#### [Short problem]
Hunt for the word "upper" across the entries below, copying each line that holds it.

#### [Data entries]

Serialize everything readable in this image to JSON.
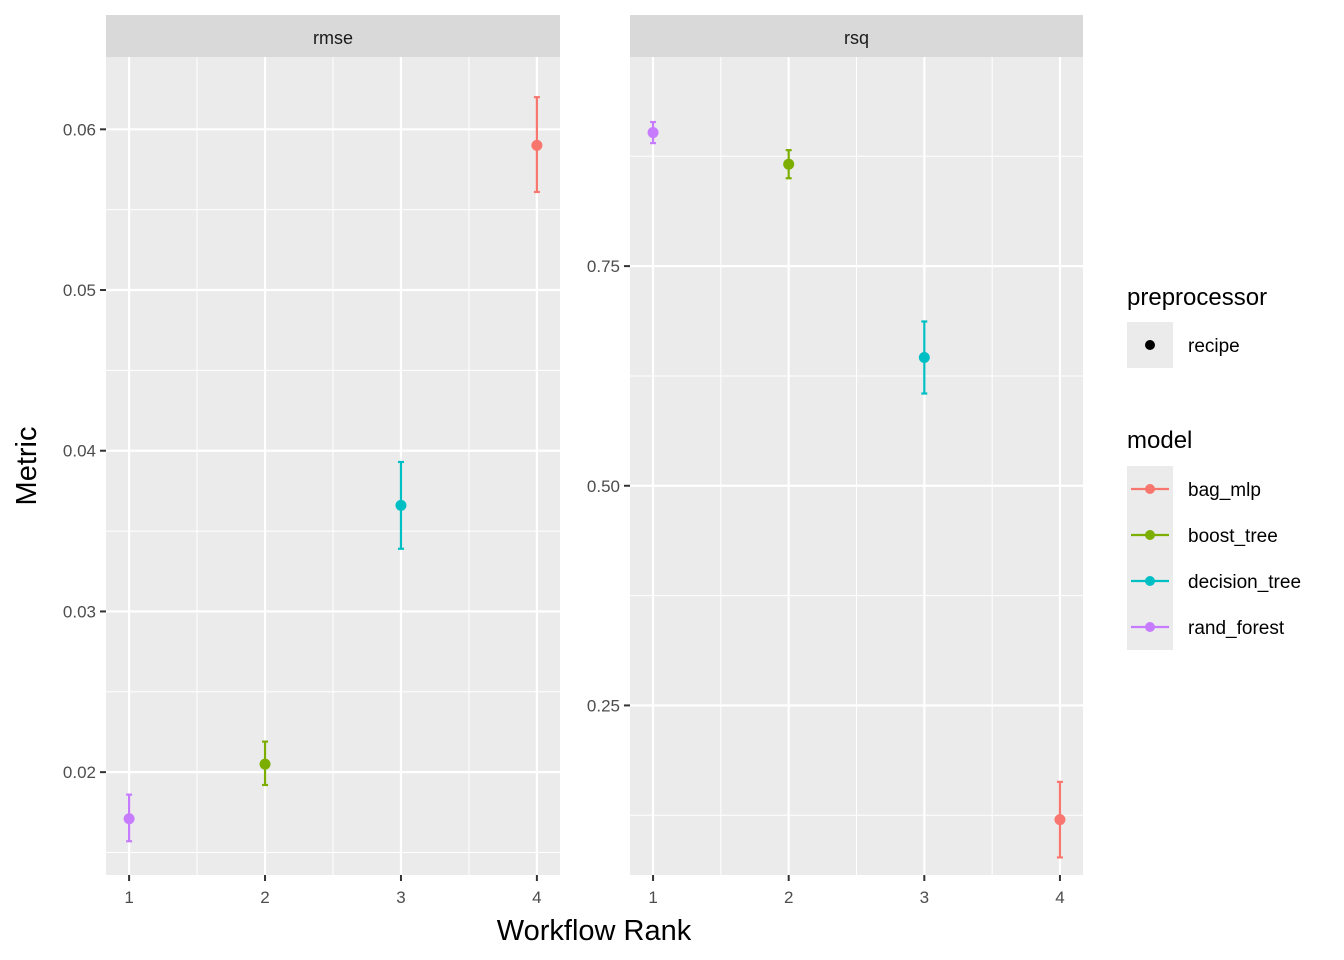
{
  "chart_data": {
    "type": "scatter",
    "xlabel": "Workflow Rank",
    "ylabel": "Metric",
    "grid": true,
    "legend_position": "right",
    "x": [
      1,
      2,
      3,
      4
    ],
    "panels": [
      {
        "name": "rmse",
        "xlim": [
          0.83,
          4.17
        ],
        "ylim": [
          0.0136,
          0.0645
        ],
        "yticks": [
          0.02,
          0.03,
          0.04,
          0.05,
          0.06
        ],
        "ytick_labels": [
          "0.02",
          "0.03",
          "0.04",
          "0.05",
          "0.06"
        ],
        "points": [
          {
            "rank": 1,
            "model": "rand_forest",
            "mean": 0.0171,
            "lower": 0.0157,
            "upper": 0.0186
          },
          {
            "rank": 2,
            "model": "boost_tree",
            "mean": 0.0205,
            "lower": 0.0192,
            "upper": 0.0219
          },
          {
            "rank": 3,
            "model": "decision_tree",
            "mean": 0.0366,
            "lower": 0.0339,
            "upper": 0.0393
          },
          {
            "rank": 4,
            "model": "bag_mlp",
            "mean": 0.059,
            "lower": 0.0561,
            "upper": 0.062
          }
        ]
      },
      {
        "name": "rsq",
        "xlim": [
          0.83,
          4.17
        ],
        "ylim": [
          0.057,
          0.988
        ],
        "yticks": [
          0.25,
          0.5,
          0.75
        ],
        "ytick_labels": [
          "0.25",
          "0.50",
          "0.75"
        ],
        "points": [
          {
            "rank": 1,
            "model": "rand_forest",
            "mean": 0.902,
            "lower": 0.89,
            "upper": 0.914
          },
          {
            "rank": 2,
            "model": "boost_tree",
            "mean": 0.866,
            "lower": 0.85,
            "upper": 0.882
          },
          {
            "rank": 3,
            "model": "decision_tree",
            "mean": 0.646,
            "lower": 0.605,
            "upper": 0.687
          },
          {
            "rank": 4,
            "model": "bag_mlp",
            "mean": 0.12,
            "lower": 0.077,
            "upper": 0.163
          }
        ]
      }
    ],
    "legend": {
      "preprocessor_title": "preprocessor",
      "preprocessor_items": [
        "recipe"
      ],
      "model_title": "model",
      "model_items": [
        "bag_mlp",
        "boost_tree",
        "decision_tree",
        "rand_forest"
      ]
    },
    "colors": {
      "bag_mlp": "#F8766D",
      "boost_tree": "#7CAE00",
      "decision_tree": "#00BFC4",
      "rand_forest": "#C77CFF",
      "panel_bg": "#EBEBEB",
      "strip_bg": "#D9D9D9",
      "grid": "#FFFFFF"
    }
  }
}
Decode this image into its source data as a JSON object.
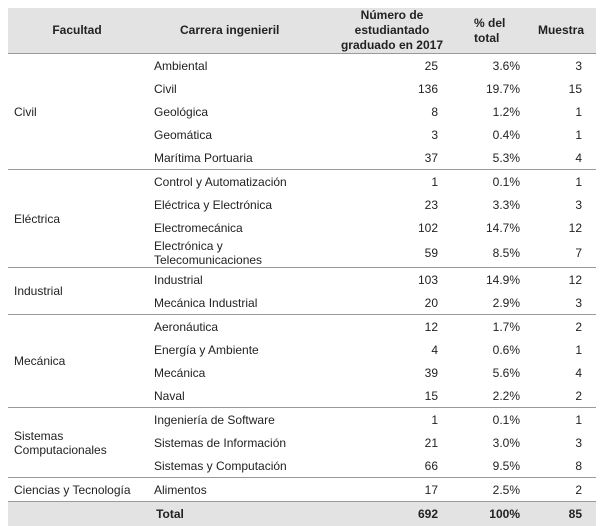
{
  "headers": {
    "facultad": "Facultad",
    "carrera": "Carrera ingenieril",
    "numero": "Número de estudiantado graduado en 2017",
    "porcentaje": "% del total",
    "muestra": "Muestra"
  },
  "groups": [
    {
      "facultad": "Civil",
      "rows": [
        {
          "carrera": "Ambiental",
          "numero": "25",
          "porcentaje": "3.6%",
          "muestra": "3"
        },
        {
          "carrera": "Civil",
          "numero": "136",
          "porcentaje": "19.7%",
          "muestra": "15"
        },
        {
          "carrera": "Geológica",
          "numero": "8",
          "porcentaje": "1.2%",
          "muestra": "1"
        },
        {
          "carrera": "Geomática",
          "numero": "3",
          "porcentaje": "0.4%",
          "muestra": "1"
        },
        {
          "carrera": "Marítima Portuaria",
          "numero": "37",
          "porcentaje": "5.3%",
          "muestra": "4"
        }
      ]
    },
    {
      "facultad": "Eléctrica",
      "rows": [
        {
          "carrera": "Control y Automatización",
          "numero": "1",
          "porcentaje": "0.1%",
          "muestra": "1"
        },
        {
          "carrera": "Eléctrica y Electrónica",
          "numero": "23",
          "porcentaje": "3.3%",
          "muestra": "3"
        },
        {
          "carrera": "Electromecánica",
          "numero": "102",
          "porcentaje": "14.7%",
          "muestra": "12"
        },
        {
          "carrera": "Electrónica y Telecomunicaciones",
          "numero": "59",
          "porcentaje": "8.5%",
          "muestra": "7"
        }
      ]
    },
    {
      "facultad": "Industrial",
      "rows": [
        {
          "carrera": "Industrial",
          "numero": "103",
          "porcentaje": "14.9%",
          "muestra": "12"
        },
        {
          "carrera": "Mecánica Industrial",
          "numero": "20",
          "porcentaje": "2.9%",
          "muestra": "3"
        }
      ]
    },
    {
      "facultad": "Mecánica",
      "rows": [
        {
          "carrera": "Aeronáutica",
          "numero": "12",
          "porcentaje": "1.7%",
          "muestra": "2"
        },
        {
          "carrera": "Energía y Ambiente",
          "numero": "4",
          "porcentaje": "0.6%",
          "muestra": "1"
        },
        {
          "carrera": "Mecánica",
          "numero": "39",
          "porcentaje": "5.6%",
          "muestra": "4"
        },
        {
          "carrera": "Naval",
          "numero": "15",
          "porcentaje": "2.2%",
          "muestra": "2"
        }
      ]
    },
    {
      "facultad": "Sistemas Computacionales",
      "rows": [
        {
          "carrera": "Ingeniería de Software",
          "numero": "1",
          "porcentaje": "0.1%",
          "muestra": "1"
        },
        {
          "carrera": "Sistemas de Información",
          "numero": "21",
          "porcentaje": "3.0%",
          "muestra": "3"
        },
        {
          "carrera": "Sistemas y Computación",
          "numero": "66",
          "porcentaje": "9.5%",
          "muestra": "8"
        }
      ]
    },
    {
      "facultad": "Ciencias y Tecnología",
      "rows": [
        {
          "carrera": "Alimentos",
          "numero": "17",
          "porcentaje": "2.5%",
          "muestra": "2"
        }
      ]
    }
  ],
  "total": {
    "label": "Total",
    "numero": "692",
    "porcentaje": "100%",
    "muestra": "85"
  }
}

#### [Solution]
            "upper": 0.0186
            "upper": 0.0219
            "upper": 0.0393
            "upper": 0.062
            "upper": 0.914
            "upper": 0.882
            "upper": 0.687
            "upper": 0.163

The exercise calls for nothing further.